Could you turn each row below into a JSON list of strings, with one string per line, no blank lines, and the pictures left out?

Element and region listings:
- - -
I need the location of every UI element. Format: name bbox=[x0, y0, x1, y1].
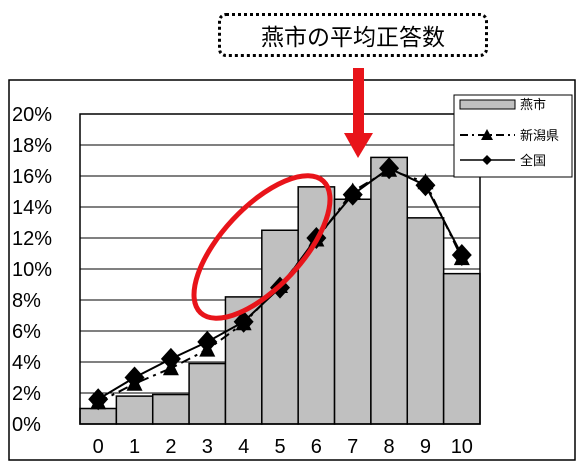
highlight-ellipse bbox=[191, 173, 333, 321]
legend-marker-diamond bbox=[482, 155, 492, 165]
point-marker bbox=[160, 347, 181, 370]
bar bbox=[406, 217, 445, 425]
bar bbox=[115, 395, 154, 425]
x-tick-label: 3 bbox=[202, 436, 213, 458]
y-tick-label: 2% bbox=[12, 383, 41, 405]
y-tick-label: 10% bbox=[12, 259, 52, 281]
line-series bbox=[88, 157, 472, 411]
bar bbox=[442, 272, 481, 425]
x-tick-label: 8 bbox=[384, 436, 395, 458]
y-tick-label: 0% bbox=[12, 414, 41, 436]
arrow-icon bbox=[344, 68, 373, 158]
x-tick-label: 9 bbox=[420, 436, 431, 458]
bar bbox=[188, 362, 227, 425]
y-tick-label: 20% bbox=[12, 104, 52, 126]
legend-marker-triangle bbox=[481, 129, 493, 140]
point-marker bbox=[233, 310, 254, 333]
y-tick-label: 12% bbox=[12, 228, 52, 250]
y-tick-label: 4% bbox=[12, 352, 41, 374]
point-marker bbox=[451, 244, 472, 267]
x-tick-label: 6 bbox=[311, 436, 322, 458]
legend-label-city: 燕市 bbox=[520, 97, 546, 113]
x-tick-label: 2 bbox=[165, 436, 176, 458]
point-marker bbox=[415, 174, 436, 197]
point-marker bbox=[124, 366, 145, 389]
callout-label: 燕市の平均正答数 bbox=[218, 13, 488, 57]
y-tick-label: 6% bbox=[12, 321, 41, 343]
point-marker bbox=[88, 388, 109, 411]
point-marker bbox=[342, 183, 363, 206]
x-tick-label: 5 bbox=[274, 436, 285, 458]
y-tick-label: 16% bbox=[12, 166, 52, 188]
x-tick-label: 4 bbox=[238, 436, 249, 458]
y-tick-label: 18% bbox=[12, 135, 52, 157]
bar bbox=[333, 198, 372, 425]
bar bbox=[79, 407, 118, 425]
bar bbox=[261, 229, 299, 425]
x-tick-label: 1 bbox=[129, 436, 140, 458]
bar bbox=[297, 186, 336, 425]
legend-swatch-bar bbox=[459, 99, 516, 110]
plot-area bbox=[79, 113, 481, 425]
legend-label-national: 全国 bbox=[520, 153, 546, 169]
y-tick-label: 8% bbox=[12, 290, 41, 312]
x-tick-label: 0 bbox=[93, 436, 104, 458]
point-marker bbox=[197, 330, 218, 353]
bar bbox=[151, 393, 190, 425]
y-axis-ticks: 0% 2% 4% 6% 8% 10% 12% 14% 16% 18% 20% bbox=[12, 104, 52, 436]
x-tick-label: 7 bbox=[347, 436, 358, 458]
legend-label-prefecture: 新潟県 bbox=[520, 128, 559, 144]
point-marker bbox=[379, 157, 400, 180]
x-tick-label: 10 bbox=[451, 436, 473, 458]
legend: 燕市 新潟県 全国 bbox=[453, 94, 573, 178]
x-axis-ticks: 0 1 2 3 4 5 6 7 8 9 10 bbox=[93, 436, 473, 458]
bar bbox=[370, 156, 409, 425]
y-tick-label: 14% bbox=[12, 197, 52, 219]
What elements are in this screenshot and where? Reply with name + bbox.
- - -
__Task output__.
[
  "I need the location of every UI element. Format: name bbox=[x0, y0, x1, y1].",
  "highlight-ellipse bbox=[191, 173, 333, 321]",
  "legend-marker-diamond bbox=[482, 155, 492, 165]",
  "point-marker bbox=[160, 347, 181, 370]",
  "bar bbox=[406, 217, 445, 425]",
  "bar bbox=[115, 395, 154, 425]",
  "x-tick-label: 3 bbox=[202, 436, 213, 458]",
  "y-tick-label: 2% bbox=[12, 383, 41, 405]",
  "y-tick-label: 10% bbox=[12, 259, 52, 281]",
  "line-series bbox=[88, 157, 472, 411]",
  "bar bbox=[442, 272, 481, 425]",
  "x-tick-label: 8 bbox=[384, 436, 395, 458]",
  "y-tick-label: 0% bbox=[12, 414, 41, 436]",
  "arrow-icon bbox=[344, 68, 373, 158]",
  "x-tick-label: 9 bbox=[420, 436, 431, 458]",
  "bar bbox=[188, 362, 227, 425]",
  "y-tick-label: 20% bbox=[12, 104, 52, 126]",
  "legend-marker-triangle bbox=[481, 129, 493, 140]",
  "point-marker bbox=[233, 310, 254, 333]",
  "y-tick-label: 12% bbox=[12, 228, 52, 250]",
  "y-tick-label: 4% bbox=[12, 352, 41, 374]",
  "point-marker bbox=[451, 244, 472, 267]",
  "x-tick-label: 6 bbox=[311, 436, 322, 458]",
  "legend-label-city: 燕市 bbox=[520, 97, 546, 113]",
  "x-tick-label: 2 bbox=[165, 436, 176, 458]",
  "point-marker bbox=[415, 174, 436, 197]",
  "point-marker bbox=[124, 366, 145, 389]",
  "callout-label: 燕市の平均正答数 bbox=[218, 13, 488, 57]",
  "y-tick-label: 6% bbox=[12, 321, 41, 343]",
  "point-marker bbox=[88, 388, 109, 411]",
  "point-marker bbox=[342, 183, 363, 206]",
  "x-tick-label: 5 bbox=[274, 436, 285, 458]",
  "y-tick-label: 16% bbox=[12, 166, 52, 188]",
  "x-tick-label: 4 bbox=[238, 436, 249, 458]",
  "y-tick-label: 18% bbox=[12, 135, 52, 157]",
  "bar bbox=[333, 198, 372, 425]",
  "bar bbox=[79, 407, 118, 425]",
  "bar bbox=[261, 229, 299, 425]",
  "x-tick-label: 1 bbox=[129, 436, 140, 458]",
  "bar bbox=[297, 186, 336, 425]",
  "legend-swatch-bar bbox=[459, 99, 516, 110]",
  "plot-area bbox=[79, 113, 481, 425]",
  "legend-label-national: 全国 bbox=[520, 153, 546, 169]",
  "y-tick-label: 8% bbox=[12, 290, 41, 312]",
  "x-tick-label: 0 bbox=[93, 436, 104, 458]",
  "point-marker bbox=[197, 330, 218, 353]",
  "bar bbox=[151, 393, 190, 425]",
  "y-axis-ticks: 0% 2% 4% 6% 8% 10% 12% 14% 16% 18% 20% bbox=[12, 104, 52, 436]",
  "x-tick-label: 7 bbox=[347, 436, 358, 458]",
  "legend-label-prefecture: 新潟県 bbox=[520, 128, 559, 144]",
  "point-marker bbox=[379, 157, 400, 180]",
  "x-tick-label: 10 bbox=[451, 436, 473, 458]",
  "legend: 燕市 新潟県 全国 bbox=[453, 94, 573, 178]",
  "x-axis-ticks: 0 1 2 3 4 5 6 7 8 9 10 bbox=[93, 436, 473, 458]",
  "bar bbox=[370, 156, 409, 425]",
  "y-tick-label: 14% bbox=[12, 197, 52, 219]",
  "What elements are in this screenshot and where? Reply with name + bbox."
]